▶ **To be done**
Which lines have the string "title"? Copy all of them from the entries below.

(Data listing)

----------

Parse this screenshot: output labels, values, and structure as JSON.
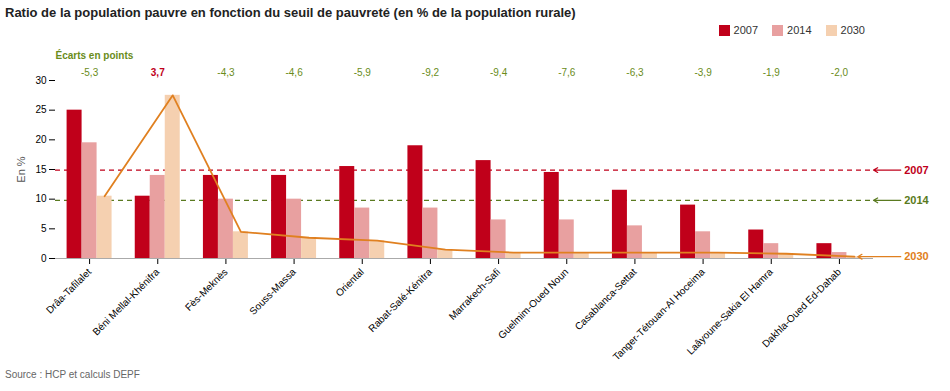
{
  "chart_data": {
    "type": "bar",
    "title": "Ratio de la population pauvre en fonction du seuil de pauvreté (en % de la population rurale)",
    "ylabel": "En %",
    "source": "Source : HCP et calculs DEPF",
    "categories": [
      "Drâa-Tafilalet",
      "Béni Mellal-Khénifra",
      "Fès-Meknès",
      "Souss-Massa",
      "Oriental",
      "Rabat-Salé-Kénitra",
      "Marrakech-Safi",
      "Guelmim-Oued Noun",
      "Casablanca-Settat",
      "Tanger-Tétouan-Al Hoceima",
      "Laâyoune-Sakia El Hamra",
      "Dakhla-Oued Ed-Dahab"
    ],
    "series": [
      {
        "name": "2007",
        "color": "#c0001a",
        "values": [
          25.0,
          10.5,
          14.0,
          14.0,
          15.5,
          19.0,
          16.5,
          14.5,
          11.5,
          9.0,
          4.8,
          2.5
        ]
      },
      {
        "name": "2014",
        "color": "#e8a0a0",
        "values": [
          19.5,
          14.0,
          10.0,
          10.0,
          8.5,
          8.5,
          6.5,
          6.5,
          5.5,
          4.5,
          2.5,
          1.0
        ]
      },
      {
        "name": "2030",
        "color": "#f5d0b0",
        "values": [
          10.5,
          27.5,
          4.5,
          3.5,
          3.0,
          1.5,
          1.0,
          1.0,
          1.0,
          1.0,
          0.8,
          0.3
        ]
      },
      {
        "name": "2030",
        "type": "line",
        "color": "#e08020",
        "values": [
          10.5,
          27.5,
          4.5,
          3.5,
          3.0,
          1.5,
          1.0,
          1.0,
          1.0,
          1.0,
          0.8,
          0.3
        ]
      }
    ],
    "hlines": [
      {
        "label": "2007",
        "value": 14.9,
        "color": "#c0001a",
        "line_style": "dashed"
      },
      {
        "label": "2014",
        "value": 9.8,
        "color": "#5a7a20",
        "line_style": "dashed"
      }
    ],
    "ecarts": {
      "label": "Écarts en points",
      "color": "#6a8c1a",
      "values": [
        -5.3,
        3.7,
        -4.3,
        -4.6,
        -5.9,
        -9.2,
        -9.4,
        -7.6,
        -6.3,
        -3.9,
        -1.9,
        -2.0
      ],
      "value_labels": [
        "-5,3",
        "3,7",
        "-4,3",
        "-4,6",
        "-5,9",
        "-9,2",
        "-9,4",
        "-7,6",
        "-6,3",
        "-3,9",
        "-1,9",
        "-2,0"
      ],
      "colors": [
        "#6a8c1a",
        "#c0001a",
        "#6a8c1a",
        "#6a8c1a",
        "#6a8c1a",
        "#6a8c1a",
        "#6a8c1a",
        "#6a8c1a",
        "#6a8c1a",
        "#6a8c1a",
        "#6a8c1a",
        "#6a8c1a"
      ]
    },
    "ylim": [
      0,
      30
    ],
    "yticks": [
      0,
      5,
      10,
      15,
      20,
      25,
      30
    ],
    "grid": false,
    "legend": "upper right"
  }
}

----------

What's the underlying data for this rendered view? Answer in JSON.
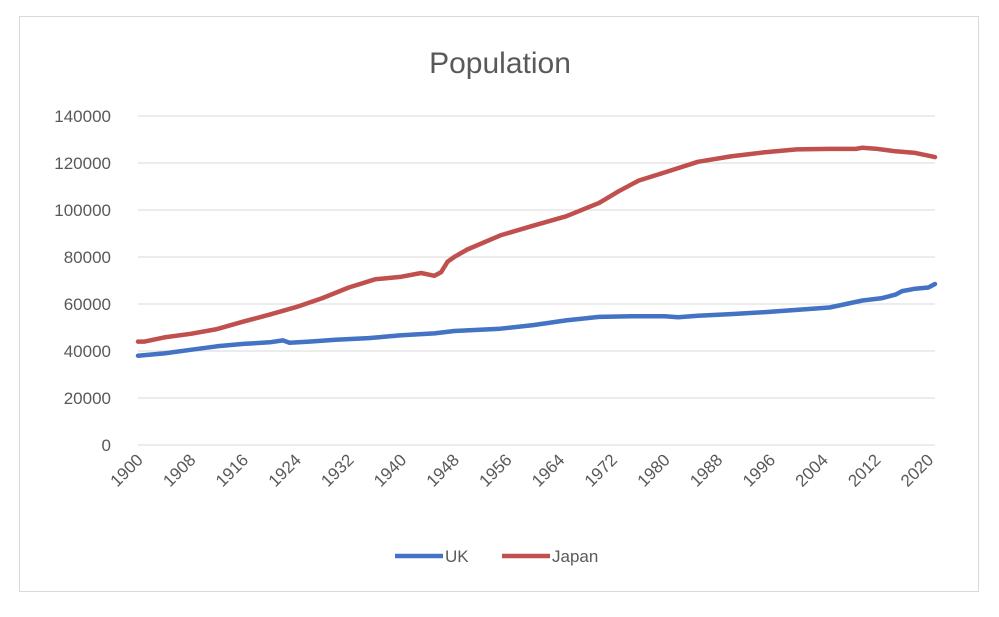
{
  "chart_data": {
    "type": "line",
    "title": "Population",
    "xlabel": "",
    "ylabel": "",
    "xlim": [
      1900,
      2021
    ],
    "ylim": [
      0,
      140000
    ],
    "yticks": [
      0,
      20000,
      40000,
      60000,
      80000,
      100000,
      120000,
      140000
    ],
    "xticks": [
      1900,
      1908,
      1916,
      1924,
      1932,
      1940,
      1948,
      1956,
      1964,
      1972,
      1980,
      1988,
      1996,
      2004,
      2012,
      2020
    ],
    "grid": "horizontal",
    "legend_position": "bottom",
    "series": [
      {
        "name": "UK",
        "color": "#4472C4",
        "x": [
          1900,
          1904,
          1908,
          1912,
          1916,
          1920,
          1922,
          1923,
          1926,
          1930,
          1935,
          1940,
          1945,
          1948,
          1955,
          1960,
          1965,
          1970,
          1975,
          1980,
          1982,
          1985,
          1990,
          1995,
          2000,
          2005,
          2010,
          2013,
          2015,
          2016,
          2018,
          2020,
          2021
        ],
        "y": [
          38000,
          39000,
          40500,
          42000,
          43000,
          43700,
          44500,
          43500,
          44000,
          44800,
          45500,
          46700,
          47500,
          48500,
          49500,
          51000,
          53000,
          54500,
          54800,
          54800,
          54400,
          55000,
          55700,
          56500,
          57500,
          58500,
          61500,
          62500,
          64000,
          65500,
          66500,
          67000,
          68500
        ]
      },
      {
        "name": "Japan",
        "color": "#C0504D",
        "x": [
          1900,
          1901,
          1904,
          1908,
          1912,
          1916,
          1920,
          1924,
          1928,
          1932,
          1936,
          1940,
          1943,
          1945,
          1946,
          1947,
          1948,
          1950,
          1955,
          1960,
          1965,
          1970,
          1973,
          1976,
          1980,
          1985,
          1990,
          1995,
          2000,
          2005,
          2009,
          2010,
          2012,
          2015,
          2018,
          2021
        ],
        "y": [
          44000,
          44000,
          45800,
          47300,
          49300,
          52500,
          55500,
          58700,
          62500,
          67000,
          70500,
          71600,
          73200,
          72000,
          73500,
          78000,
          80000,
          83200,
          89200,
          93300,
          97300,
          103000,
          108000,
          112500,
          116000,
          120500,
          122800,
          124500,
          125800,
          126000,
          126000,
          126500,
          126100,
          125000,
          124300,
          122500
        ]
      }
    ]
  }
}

----------

▶ **Result of the task**
    "title": "Ratio de la population pauvre en fonction du seuil de pauvreté (en % de la population rurale)",
    "title": "Population",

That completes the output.